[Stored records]
[START]
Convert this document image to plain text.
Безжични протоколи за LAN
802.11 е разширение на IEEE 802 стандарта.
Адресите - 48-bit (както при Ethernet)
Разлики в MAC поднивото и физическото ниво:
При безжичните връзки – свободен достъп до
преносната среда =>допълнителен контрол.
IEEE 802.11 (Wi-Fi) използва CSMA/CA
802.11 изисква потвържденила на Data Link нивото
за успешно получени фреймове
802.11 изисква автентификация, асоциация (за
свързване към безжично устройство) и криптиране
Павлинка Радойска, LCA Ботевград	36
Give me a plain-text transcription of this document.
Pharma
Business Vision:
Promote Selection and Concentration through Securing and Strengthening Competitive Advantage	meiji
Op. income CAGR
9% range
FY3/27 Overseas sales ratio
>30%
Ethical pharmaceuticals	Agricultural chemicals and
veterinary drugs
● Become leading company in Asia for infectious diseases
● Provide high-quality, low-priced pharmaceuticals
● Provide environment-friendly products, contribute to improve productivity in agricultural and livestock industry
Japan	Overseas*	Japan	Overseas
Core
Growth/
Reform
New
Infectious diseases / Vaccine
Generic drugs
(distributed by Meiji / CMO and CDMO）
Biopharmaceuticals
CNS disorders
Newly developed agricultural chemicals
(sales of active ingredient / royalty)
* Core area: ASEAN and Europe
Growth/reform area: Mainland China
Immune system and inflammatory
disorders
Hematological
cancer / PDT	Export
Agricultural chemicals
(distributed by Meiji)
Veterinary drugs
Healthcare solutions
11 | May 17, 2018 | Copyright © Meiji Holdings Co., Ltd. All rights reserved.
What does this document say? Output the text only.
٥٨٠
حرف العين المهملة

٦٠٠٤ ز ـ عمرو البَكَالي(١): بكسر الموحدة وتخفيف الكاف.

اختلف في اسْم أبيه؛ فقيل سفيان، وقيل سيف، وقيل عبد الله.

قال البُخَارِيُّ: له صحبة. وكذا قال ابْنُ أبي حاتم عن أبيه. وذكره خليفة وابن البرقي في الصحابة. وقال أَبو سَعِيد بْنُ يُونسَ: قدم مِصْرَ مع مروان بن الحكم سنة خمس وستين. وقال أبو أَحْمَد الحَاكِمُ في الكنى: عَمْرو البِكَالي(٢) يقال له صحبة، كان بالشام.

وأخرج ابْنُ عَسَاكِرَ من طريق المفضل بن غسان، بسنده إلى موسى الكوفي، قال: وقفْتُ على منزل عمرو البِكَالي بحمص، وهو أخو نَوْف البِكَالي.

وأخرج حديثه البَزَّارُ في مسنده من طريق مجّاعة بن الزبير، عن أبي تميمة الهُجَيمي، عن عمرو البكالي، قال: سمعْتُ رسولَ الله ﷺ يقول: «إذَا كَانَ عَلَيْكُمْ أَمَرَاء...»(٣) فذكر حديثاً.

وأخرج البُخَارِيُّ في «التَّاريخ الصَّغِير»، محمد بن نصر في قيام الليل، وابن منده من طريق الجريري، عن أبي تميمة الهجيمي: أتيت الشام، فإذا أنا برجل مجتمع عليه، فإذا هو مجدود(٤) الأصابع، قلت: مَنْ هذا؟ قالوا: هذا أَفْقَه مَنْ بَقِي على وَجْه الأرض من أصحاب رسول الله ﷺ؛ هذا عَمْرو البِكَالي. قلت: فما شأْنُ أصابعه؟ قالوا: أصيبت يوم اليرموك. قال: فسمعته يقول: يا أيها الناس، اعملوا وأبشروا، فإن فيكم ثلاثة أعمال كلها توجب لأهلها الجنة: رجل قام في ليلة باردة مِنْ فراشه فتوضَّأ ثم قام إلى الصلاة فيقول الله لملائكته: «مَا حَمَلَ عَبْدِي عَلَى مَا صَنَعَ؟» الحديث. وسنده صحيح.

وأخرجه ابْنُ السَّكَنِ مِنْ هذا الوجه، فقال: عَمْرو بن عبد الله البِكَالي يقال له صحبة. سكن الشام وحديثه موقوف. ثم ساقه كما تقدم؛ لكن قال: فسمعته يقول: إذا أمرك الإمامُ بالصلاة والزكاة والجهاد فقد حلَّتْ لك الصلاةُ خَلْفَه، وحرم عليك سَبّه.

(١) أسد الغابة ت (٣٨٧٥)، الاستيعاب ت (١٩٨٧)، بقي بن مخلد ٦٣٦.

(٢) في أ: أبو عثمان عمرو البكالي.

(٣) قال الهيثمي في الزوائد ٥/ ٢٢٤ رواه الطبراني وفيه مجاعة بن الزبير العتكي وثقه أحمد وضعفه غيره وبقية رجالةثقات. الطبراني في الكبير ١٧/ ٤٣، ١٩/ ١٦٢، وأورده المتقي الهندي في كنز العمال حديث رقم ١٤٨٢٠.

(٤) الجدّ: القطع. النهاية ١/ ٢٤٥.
[END]
# Task brief
Make an exact copy of every entry.

# Result of the exercise
Convert this document image to plain text.
Безжични протоколи за LAN
802.11 е разширение на IEEE 802 стандарта.
Адресите - 48-bit (както при Ethernet)
Разлики в MAC поднивото и физическото ниво:
При безжичните връзки – свободен достъп до
преносната среда =>допълнителен контрол.
IEEE 802.11 (Wi-Fi) използва CSMA/CA
802.11 изисква потвържденила на Data Link нивото
за успешно получени фреймове
802.11 изисква автентификация, асоциация (за
свързване към безжично устройство) и криптиране
Павлинка Радойска, LCA Ботевград	36
Give me a plain-text transcription of this document.
Pharma
Business Vision:
Promote Selection and Concentration through Securing and Strengthening Competitive Advantage	meiji
Op. income CAGR
9% range
FY3/27 Overseas sales ratio
>30%
Ethical pharmaceuticals	Agricultural chemicals and
veterinary drugs
● Become leading company in Asia for infectious diseases
● Provide high-quality, low-priced pharmaceuticals
● Provide environment-friendly products, contribute to improve productivity in agricultural and livestock industry
Japan	Overseas*	Japan	Overseas
Core
Growth/
Reform
New
Infectious diseases / Vaccine
Generic drugs
(distributed by Meiji / CMO and CDMO）
Biopharmaceuticals
CNS disorders
Newly developed agricultural chemicals
(sales of active ingredient / royalty)
* Core area: ASEAN and Europe
Growth/reform area: Mainland China
Immune system and inflammatory
disorders
Hematological
cancer / PDT	Export
Agricultural chemicals
(distributed by Meiji)
Veterinary drugs
Healthcare solutions
11 | May 17, 2018 | Copyright © Meiji Holdings Co., Ltd. All rights reserved.
What does this document say? Output the text only.
٥٨٠
حرف العين المهملة

٦٠٠٤ ز ـ عمرو البَكَالي(١): بكسر الموحدة وتخفيف الكاف.

اختلف في اسْم أبيه؛ فقيل سفيان، وقيل سيف، وقيل عبد الله.

قال البُخَارِيُّ: له صحبة. وكذا قال ابْنُ أبي حاتم عن أبيه. وذكره خليفة وابن البرقي في الصحابة. وقال أَبو سَعِيد بْنُ يُونسَ: قدم مِصْرَ مع مروان بن الحكم سنة خمس وستين. وقال أبو أَحْمَد الحَاكِمُ في الكنى: عَمْرو البِكَالي(٢) يقال له صحبة، كان بالشام.

وأخرج ابْنُ عَسَاكِرَ من طريق المفضل بن غسان، بسنده إلى موسى الكوفي، قال: وقفْتُ على منزل عمرو البِكَالي بحمص، وهو أخو نَوْف البِكَالي.

وأخرج حديثه البَزَّارُ في مسنده من طريق مجّاعة بن الزبير، عن أبي تميمة الهُجَيمي، عن عمرو البكالي، قال: سمعْتُ رسولَ الله ﷺ يقول: «إذَا كَانَ عَلَيْكُمْ أَمَرَاء...»(٣) فذكر حديثاً.

وأخرج البُخَارِيُّ في «التَّاريخ الصَّغِير»، محمد بن نصر في قيام الليل، وابن منده من طريق الجريري، عن أبي تميمة الهجيمي: أتيت الشام، فإذا أنا برجل مجتمع عليه، فإذا هو مجدود(٤) الأصابع، قلت: مَنْ هذا؟ قالوا: هذا أَفْقَه مَنْ بَقِي على وَجْه الأرض من أصحاب رسول الله ﷺ؛ هذا عَمْرو البِكَالي. قلت: فما شأْنُ أصابعه؟ قالوا: أصيبت يوم اليرموك. قال: فسمعته يقول: يا أيها الناس، اعملوا وأبشروا، فإن فيكم ثلاثة أعمال كلها توجب لأهلها الجنة: رجل قام في ليلة باردة مِنْ فراشه فتوضَّأ ثم قام إلى الصلاة فيقول الله لملائكته: «مَا حَمَلَ عَبْدِي عَلَى مَا صَنَعَ؟» الحديث. وسنده صحيح.

وأخرجه ابْنُ السَّكَنِ مِنْ هذا الوجه، فقال: عَمْرو بن عبد الله البِكَالي يقال له صحبة. سكن الشام وحديثه موقوف. ثم ساقه كما تقدم؛ لكن قال: فسمعته يقول: إذا أمرك الإمامُ بالصلاة والزكاة والجهاد فقد حلَّتْ لك الصلاةُ خَلْفَه، وحرم عليك سَبّه.

(١) أسد الغابة ت (٣٨٧٥)، الاستيعاب ت (١٩٨٧)، بقي بن مخلد ٦٣٦.

(٢) في أ: أبو عثمان عمرو البكالي.

(٣) قال الهيثمي في الزوائد ٥/ ٢٢٤ رواه الطبراني وفيه مجاعة بن الزبير العتكي وثقه أحمد وضعفه غيره وبقية رجالةثقات. الطبراني في الكبير ١٧/ ٤٣، ١٩/ ١٦٢، وأورده المتقي الهندي في كنز العمال حديث رقم ١٤٨٢٠.

(٤) الجدّ: القطع. النهاية ١/ ٢٤٥.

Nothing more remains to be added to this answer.